▸ **Challenge**:
Whenever a line below holds the word "inkább", copy that line.

▸ **Extracted information**:
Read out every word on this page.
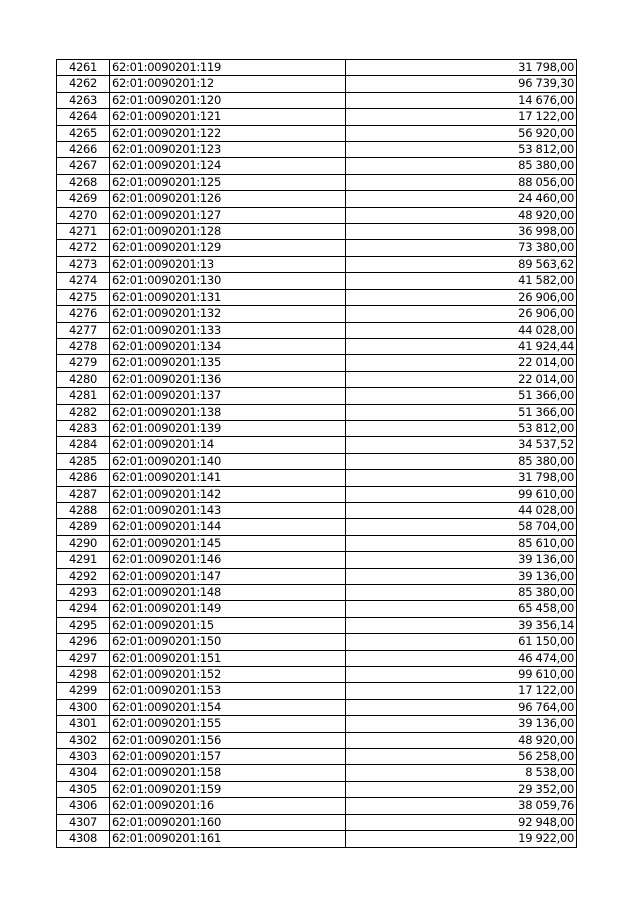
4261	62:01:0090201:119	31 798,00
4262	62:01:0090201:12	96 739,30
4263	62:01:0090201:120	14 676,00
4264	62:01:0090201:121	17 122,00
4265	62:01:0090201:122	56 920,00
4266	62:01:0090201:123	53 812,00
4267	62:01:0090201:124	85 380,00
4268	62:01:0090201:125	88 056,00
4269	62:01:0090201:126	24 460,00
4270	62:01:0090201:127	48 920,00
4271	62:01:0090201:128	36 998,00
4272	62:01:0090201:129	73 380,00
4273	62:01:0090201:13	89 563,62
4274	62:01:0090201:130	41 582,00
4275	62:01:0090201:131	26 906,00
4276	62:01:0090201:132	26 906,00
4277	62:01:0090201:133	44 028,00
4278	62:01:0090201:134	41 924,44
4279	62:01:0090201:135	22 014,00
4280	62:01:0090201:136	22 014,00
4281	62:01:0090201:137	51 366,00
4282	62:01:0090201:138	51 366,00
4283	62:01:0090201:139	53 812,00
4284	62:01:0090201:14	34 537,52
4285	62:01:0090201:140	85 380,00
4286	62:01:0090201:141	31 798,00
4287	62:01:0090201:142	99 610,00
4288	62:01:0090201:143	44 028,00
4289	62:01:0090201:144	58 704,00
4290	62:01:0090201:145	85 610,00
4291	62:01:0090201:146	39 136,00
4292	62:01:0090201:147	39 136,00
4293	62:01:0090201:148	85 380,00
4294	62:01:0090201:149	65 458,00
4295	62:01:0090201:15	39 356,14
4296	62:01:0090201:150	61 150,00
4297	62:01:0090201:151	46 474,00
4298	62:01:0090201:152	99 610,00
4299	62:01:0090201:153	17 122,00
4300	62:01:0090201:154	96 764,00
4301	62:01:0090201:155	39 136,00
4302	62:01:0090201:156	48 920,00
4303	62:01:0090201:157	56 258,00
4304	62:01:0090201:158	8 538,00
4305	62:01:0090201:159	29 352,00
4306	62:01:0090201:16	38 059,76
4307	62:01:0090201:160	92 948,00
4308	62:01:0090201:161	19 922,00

---

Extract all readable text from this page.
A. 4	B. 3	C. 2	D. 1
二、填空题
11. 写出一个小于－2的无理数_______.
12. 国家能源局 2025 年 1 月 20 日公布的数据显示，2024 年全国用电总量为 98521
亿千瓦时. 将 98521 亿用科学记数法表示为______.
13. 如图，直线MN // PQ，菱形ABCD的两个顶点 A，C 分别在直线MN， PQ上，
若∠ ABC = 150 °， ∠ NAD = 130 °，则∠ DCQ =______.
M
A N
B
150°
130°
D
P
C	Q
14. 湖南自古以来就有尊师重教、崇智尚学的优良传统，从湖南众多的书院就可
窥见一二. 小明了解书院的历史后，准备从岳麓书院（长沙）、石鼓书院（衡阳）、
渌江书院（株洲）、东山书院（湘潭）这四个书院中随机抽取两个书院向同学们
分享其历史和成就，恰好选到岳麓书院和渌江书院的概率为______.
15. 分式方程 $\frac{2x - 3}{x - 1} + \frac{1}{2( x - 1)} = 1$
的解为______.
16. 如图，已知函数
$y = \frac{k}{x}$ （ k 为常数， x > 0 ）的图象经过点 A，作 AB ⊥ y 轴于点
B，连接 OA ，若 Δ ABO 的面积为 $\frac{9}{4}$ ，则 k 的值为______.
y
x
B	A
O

--

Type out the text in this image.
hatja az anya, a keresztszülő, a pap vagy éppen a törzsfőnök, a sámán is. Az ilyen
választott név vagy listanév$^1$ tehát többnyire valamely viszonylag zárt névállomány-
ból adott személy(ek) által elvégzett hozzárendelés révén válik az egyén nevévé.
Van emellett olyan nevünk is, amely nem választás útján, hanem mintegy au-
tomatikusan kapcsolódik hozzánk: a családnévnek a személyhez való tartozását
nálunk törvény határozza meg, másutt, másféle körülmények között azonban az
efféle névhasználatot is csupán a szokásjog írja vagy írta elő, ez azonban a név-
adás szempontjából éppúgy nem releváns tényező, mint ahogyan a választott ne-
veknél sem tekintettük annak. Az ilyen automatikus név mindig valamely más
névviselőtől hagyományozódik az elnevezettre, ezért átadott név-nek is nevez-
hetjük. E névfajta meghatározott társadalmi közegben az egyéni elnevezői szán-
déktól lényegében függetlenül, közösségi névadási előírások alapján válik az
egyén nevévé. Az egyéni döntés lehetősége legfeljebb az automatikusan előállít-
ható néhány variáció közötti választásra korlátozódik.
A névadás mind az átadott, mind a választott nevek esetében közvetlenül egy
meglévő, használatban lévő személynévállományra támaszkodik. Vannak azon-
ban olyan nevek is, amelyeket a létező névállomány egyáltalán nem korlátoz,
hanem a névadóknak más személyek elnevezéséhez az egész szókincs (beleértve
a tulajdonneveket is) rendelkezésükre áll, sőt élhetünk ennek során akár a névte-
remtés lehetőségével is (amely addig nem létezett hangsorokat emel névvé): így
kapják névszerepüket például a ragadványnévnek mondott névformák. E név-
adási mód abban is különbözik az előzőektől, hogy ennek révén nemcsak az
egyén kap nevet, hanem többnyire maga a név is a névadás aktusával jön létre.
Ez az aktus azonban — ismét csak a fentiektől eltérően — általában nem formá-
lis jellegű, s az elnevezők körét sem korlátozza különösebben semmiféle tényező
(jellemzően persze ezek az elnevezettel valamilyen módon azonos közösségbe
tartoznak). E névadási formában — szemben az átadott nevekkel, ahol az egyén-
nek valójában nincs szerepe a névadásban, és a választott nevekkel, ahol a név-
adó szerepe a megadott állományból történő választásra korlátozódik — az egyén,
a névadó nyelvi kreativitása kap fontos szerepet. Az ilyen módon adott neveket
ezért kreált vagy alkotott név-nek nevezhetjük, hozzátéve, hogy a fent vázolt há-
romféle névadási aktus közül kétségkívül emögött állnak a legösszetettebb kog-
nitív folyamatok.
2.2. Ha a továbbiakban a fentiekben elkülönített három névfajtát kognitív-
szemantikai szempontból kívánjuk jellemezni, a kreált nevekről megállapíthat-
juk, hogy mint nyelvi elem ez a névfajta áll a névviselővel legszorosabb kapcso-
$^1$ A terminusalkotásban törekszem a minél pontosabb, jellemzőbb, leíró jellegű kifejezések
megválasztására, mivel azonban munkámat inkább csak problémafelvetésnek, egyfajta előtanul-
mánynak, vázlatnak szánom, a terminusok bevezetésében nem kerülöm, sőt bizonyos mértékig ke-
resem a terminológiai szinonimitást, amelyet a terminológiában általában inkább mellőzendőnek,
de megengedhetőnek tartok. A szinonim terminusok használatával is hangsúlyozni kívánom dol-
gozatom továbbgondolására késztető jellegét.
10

▸ **Output of the task**:
megválasztására, mivel azonban munkámat inkább csak problémafelvetésnek, egyfajta előtanul-
resem a terminológiai szinonimitást, amelyet a terminológiában általában inkább mellőzendőnek,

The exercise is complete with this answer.